**DESCRIPTION OF THE TASK**: Give every line below again, exactly.

_____

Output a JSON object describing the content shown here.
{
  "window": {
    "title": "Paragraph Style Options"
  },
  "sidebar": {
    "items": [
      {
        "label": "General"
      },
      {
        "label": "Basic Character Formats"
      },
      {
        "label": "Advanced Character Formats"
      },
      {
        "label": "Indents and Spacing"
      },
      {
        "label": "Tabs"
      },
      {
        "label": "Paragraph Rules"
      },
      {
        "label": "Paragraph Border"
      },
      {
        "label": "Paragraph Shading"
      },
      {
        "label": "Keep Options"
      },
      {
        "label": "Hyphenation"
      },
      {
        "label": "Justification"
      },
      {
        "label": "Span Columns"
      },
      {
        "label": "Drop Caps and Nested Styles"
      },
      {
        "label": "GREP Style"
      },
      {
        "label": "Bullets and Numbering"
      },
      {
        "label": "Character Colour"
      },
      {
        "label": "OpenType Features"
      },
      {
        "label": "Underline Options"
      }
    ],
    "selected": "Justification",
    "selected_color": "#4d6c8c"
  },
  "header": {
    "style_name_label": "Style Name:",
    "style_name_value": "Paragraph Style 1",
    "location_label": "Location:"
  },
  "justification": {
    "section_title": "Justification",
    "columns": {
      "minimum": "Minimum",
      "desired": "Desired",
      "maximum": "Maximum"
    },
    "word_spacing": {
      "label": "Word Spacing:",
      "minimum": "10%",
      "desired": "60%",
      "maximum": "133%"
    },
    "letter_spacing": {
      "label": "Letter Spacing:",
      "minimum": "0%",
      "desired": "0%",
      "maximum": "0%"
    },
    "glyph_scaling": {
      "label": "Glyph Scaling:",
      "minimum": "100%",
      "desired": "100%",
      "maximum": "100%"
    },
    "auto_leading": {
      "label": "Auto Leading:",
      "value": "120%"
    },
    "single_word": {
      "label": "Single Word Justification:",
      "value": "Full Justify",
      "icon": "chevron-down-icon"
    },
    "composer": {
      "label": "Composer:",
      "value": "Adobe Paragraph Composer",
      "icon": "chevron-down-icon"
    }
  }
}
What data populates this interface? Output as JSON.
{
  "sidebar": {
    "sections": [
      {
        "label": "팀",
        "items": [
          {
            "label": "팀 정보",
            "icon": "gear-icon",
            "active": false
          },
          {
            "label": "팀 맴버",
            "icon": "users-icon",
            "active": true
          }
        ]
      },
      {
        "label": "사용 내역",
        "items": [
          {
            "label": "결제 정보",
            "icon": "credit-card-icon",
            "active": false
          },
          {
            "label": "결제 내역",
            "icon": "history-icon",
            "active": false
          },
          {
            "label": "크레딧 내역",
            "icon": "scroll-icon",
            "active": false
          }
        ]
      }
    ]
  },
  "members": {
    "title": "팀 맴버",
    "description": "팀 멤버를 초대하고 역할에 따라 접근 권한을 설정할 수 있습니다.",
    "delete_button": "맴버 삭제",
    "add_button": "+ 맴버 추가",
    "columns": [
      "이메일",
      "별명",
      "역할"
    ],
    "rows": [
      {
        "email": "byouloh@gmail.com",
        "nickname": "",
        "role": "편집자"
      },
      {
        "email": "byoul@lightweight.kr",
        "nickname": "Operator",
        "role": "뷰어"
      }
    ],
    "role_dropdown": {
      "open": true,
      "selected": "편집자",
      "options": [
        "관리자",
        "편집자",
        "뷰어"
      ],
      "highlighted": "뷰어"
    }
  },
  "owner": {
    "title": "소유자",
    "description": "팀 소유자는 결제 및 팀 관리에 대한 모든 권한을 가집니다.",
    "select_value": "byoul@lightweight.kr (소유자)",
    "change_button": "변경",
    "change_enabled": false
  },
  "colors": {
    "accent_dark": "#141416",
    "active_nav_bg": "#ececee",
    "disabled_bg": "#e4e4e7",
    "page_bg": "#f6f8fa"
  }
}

_____

**SOLVED EXERCISE**:
Output a JSON object describing the content shown here.
{
  "window": {
    "title": "Paragraph Style Options"
  },
  "sidebar": {
    "items": [
      {
        "label": "General"
      },
      {
        "label": "Basic Character Formats"
      },
      {
        "label": "Advanced Character Formats"
      },
      {
        "label": "Indents and Spacing"
      },
      {
        "label": "Tabs"
      },
      {
        "label": "Paragraph Rules"
      },
      {
        "label": "Paragraph Border"
      },
      {
        "label": "Paragraph Shading"
      },
      {
        "label": "Keep Options"
      },
      {
        "label": "Hyphenation"
      },
      {
        "label": "Justification"
      },
      {
        "label": "Span Columns"
      },
      {
        "label": "Drop Caps and Nested Styles"
      },
      {
        "label": "GREP Style"
      },
      {
        "label": "Bullets and Numbering"
      },
      {
        "label": "Character Colour"
      },
      {
        "label": "OpenType Features"
      },
      {
        "label": "Underline Options"
      }
    ],
    "selected": "Justification",
    "selected_color": "#4d6c8c"
  },
  "header": {
    "style_name_label": "Style Name:",
    "style_name_value": "Paragraph Style 1",
    "location_label": "Location:"
  },
  "justification": {
    "section_title": "Justification",
    "columns": {
      "minimum": "Minimum",
      "desired": "Desired",
      "maximum": "Maximum"
    },
    "word_spacing": {
      "label": "Word Spacing:",
      "minimum": "10%",
      "desired": "60%",
      "maximum": "133%"
    },
    "letter_spacing": {
      "label": "Letter Spacing:",
      "minimum": "0%",
      "desired": "0%",
      "maximum": "0%"
    },
    "glyph_scaling": {
      "label": "Glyph Scaling:",
      "minimum": "100%",
      "desired": "100%",
      "maximum": "100%"
    },
    "auto_leading": {
      "label": "Auto Leading:",
      "value": "120%"
    },
    "single_word": {
      "label": "Single Word Justification:",
      "value": "Full Justify",
      "icon": "chevron-down-icon"
    },
    "composer": {
      "label": "Composer:",
      "value": "Adobe Paragraph Composer",
      "icon": "chevron-down-icon"
    }
  }
}
What data populates this interface? Output as JSON.
{
  "sidebar": {
    "sections": [
      {
        "label": "팀",
        "items": [
          {
            "label": "팀 정보",
            "icon": "gear-icon",
            "active": false
          },
          {
            "label": "팀 맴버",
            "icon": "users-icon",
            "active": true
          }
        ]
      },
      {
        "label": "사용 내역",
        "items": [
          {
            "label": "결제 정보",
            "icon": "credit-card-icon",
            "active": false
          },
          {
            "label": "결제 내역",
            "icon": "history-icon",
            "active": false
          },
          {
            "label": "크레딧 내역",
            "icon": "scroll-icon",
            "active": false
          }
        ]
      }
    ]
  },
  "members": {
    "title": "팀 맴버",
    "description": "팀 멤버를 초대하고 역할에 따라 접근 권한을 설정할 수 있습니다.",
    "delete_button": "맴버 삭제",
    "add_button": "+ 맴버 추가",
    "columns": [
      "이메일",
      "별명",
      "역할"
    ],
    "rows": [
      {
        "email": "byouloh@gmail.com",
        "nickname": "",
        "role": "편집자"
      },
      {
        "email": "byoul@lightweight.kr",
        "nickname": "Operator",
        "role": "뷰어"
      }
    ],
    "role_dropdown": {
      "open": true,
      "selected": "편집자",
      "options": [
        "관리자",
        "편집자",
        "뷰어"
      ],
      "highlighted": "뷰어"
    }
  },
  "owner": {
    "title": "소유자",
    "description": "팀 소유자는 결제 및 팀 관리에 대한 모든 권한을 가집니다.",
    "select_value": "byoul@lightweight.kr (소유자)",
    "change_button": "변경",
    "change_enabled": false
  },
  "colors": {
    "accent_dark": "#141416",
    "active_nav_bg": "#ececee",
    "disabled_bg": "#e4e4e7",
    "page_bg": "#f6f8fa"
  }
}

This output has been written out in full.